Pe. Jaldemir Vitório SJ
A recente chacina no Complexo do Alemão e da Penha, no Rio de Janeiro, destampou o caldeirão do “cristianismo” aleatório. Causou-me asco a maneira como certos “terrivelmente cristãos” acharam que a polícia havia matado pouco; deveria ter matado mais, para fazer uma limpeza geral, de modo a “cancelar o CPF” dos indesejáveis da sociedade, como se, com isso, o problema da violência e da criminalidade fossem resolvidos e a cidade pudesse dormir sossegada, com o advento da almejada paz. Ledo engano! Tais pseudocristãos enganam-se sob muitos pontos de vista. Gostaria de considerar aqui o tremendo equívoco religioso, já que a felicidade com que comemoraram a matança indiscriminada de jovens, pretos e favelados, com a justificativa de serem traficantes, se choca com um tópico fundamental da tradição judaico-cristã, da qual dizem ser adeptos e propagandeiam aos quatro ventos.

** REGISTROS DE DADOS **
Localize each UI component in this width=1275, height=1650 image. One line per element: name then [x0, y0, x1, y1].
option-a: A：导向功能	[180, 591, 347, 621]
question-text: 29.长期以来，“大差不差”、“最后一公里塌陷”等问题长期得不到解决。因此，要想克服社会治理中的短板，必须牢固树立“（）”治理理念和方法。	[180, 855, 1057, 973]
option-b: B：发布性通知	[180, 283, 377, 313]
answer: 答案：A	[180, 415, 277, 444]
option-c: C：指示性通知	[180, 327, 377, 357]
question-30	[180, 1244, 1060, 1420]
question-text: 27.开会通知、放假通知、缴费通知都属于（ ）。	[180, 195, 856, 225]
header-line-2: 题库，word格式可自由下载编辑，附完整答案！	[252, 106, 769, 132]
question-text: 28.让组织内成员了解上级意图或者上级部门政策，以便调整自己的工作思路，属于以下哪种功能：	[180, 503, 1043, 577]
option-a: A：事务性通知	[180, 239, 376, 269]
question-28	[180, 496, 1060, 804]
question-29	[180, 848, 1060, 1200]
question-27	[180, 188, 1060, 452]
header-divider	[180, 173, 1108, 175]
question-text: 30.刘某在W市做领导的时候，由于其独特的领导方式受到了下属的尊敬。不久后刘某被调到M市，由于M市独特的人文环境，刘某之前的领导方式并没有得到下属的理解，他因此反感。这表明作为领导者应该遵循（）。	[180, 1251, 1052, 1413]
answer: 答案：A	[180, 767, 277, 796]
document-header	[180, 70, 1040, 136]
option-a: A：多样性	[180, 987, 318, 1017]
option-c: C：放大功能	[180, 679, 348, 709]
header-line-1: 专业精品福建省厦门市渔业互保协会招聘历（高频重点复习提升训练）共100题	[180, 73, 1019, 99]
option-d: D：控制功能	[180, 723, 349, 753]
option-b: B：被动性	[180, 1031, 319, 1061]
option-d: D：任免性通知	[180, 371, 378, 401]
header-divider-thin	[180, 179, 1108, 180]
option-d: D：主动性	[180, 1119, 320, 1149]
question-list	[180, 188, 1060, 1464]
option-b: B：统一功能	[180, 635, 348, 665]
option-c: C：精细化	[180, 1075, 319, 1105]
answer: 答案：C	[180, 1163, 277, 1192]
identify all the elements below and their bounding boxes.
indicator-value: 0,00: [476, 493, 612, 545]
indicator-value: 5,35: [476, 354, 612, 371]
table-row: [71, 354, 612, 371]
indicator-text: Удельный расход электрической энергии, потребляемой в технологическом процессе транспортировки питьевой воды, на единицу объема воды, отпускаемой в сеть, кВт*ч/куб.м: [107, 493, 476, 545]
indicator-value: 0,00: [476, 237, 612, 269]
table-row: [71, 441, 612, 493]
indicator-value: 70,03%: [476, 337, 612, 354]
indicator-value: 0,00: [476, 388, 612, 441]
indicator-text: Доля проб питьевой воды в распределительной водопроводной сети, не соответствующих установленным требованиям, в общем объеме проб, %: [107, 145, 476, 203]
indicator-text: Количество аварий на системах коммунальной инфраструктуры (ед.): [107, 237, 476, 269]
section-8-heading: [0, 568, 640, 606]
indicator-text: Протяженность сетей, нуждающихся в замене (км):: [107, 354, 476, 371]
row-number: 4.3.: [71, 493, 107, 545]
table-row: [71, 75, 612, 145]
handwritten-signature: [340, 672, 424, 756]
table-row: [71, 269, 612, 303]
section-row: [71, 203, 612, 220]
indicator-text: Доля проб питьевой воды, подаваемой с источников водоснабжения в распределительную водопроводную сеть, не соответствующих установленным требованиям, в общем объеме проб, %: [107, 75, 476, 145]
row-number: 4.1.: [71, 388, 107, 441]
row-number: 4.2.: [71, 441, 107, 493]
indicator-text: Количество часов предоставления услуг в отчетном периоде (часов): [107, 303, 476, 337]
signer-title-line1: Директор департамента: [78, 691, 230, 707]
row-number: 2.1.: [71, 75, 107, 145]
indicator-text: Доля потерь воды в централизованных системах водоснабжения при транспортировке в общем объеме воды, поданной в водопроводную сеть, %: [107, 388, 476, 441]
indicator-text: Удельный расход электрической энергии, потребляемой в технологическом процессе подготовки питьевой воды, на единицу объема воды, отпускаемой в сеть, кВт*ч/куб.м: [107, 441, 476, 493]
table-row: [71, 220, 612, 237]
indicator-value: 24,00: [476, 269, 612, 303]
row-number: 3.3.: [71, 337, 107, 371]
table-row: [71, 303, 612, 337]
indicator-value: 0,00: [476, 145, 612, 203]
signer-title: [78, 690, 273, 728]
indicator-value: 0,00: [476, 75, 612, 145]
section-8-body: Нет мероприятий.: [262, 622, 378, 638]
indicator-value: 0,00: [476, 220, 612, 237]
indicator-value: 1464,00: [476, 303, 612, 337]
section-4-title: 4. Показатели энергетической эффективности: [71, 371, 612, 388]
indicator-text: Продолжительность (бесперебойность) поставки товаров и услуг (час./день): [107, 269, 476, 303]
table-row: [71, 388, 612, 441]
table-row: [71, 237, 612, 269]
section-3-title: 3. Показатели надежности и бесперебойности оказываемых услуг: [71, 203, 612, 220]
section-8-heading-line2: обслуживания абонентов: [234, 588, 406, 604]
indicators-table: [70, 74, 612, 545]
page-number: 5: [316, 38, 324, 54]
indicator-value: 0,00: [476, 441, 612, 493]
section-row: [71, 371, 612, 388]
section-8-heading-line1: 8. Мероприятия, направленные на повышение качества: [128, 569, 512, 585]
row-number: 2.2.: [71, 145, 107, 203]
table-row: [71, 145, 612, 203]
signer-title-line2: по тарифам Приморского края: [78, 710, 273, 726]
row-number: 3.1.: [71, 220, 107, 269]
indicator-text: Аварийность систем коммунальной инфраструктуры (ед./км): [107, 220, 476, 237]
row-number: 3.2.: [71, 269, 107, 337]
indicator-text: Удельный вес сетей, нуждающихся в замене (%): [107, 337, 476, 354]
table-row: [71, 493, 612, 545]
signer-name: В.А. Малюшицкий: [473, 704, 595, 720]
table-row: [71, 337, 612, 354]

** TAREFAS PROPOSTAS **
a - Diga se cada afirmação abaixo concorda com o texto sobre a chacina no Rio de Janeiro, respondendo sim ou não e citando literalmente as palavras decisivas do texto. (i) Certos "terrivelmente cristãos" acharam que a polícia matou pouco. (ii) O texto admite que a matança resolveria o problema da violência. (iii) O texto se propõe a examinar um equívoco de natureza política.
b - Escreva a continuação do texto sobre a chacina no Rio de Janeiro a partir da última frase apresentada.

** RESPOSTAS ABAIXO **
a -
(i) Sim: "acharam que a polícia havia matado pouco".
(ii) Não: "Ledo engano!"
(iii) Não: "Gostaria de considerar aqui o tremendo equívoco religioso".

b -
A fé bíblica fala da sacralidade da vida humana por trazer em si a marca de Deus. Diz Gênesis 2,7: “o Senhor Deus formou o ser humano com o pó do solo, soprou-lhe nas narinas o sopro da vida, e ele se tornou um ser vivente”. O dinamismo vital de todo ser humano, sem exceção, – a vida –, desde o nascer até o morrer, tem origem em Deus Criador, que lhe garante o existir e o agir, respeitando-lhe a liberdade, tanto para o bem quanto para o mal. A divinização original não compromete a liberdade humana; simplesmente sublinha que, quando o ser humano faz o mal, contraria sua realidade original. Essa convicção soma-se a outra, de igual importância, como afirma Gênesis 1,27: “Deus criou o ser humano à sua imagem, à imagem de Deus o criou. Homem e mulher ele os criou”. Afirmação revolucionária, na época de sua formulação, por contrariar as antropologias cultivadas nas religiões de então que falavam do ser humano escravo das divindades. O teólogo bíblico intuiu que os seres humanos trazem em si a divindade da qual se tornam reflexo. Em cada ser humano se pode perceber o rosto e a presença do Deus Criador que lhe dá dignidade e exige respeito por sua criatura.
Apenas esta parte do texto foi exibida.